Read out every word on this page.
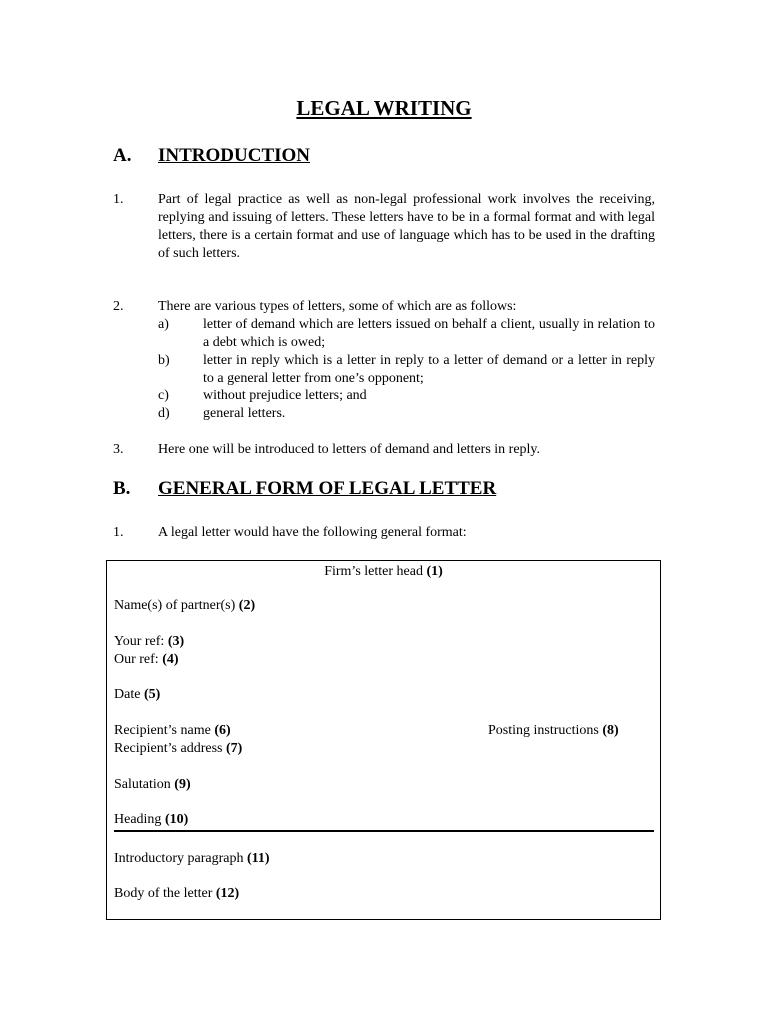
LEGAL WRITING
A. INTRODUCTION
1. Part of legal practice as well as non-legal professional work involves the receiving, replying and issuing of letters. These letters have to be in a formal format and with legal letters, there is a certain format and use of language which has to be used in the drafting of such letters.
2. There are various types of letters, some of which are as follows:
a) letter of demand which are letters issued on behalf a client, usually in relation to a debt which is owed;
b) letter in reply which is a letter in reply to a letter of demand or a letter in reply to a general letter from one’s opponent;
c) without prejudice letters; and
d) general letters.
3. Here one will be introduced to letters of demand and letters in reply.
B. GENERAL FORM OF LEGAL LETTER
1. A legal letter would have the following general format:
Firm’s letter head (1)
Name(s) of partner(s) (2)
Your ref: (3)
Our ref: (4)
Date (5)
Recipient’s name (6)	Posting instructions (8)
Recipient’s address (7)
Salutation (9)
Heading (10)
Introductory paragraph (11)
Body of the letter (12)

----------------

◆ **Problem statement**:
Reproduce each record above by retyping it exactly; omit all images.

◆ **Response to the task**:
Read out every word on this page.
LEGAL WRITING
A. INTRODUCTION
1. Part of legal practice as well as non-legal professional work involves the receiving, replying and issuing of letters. These letters have to be in a formal format and with legal letters, there is a certain format and use of language which has to be used in the drafting of such letters.
2. There are various types of letters, some of which are as follows:
a) letter of demand which are letters issued on behalf a client, usually in relation to a debt which is owed;
b) letter in reply which is a letter in reply to a letter of demand or a letter in reply to a general letter from one’s opponent;
c) without prejudice letters; and
d) general letters.
3. Here one will be introduced to letters of demand and letters in reply.
B. GENERAL FORM OF LEGAL LETTER
1. A legal letter would have the following general format:
Firm’s letter head (1)
Name(s) of partner(s) (2)
Your ref: (3)
Our ref: (4)
Date (5)
Recipient’s name (6)	Posting instructions (8)
Recipient’s address (7)
Salutation (9)
Heading (10)
Introductory paragraph (11)
Body of the letter (12)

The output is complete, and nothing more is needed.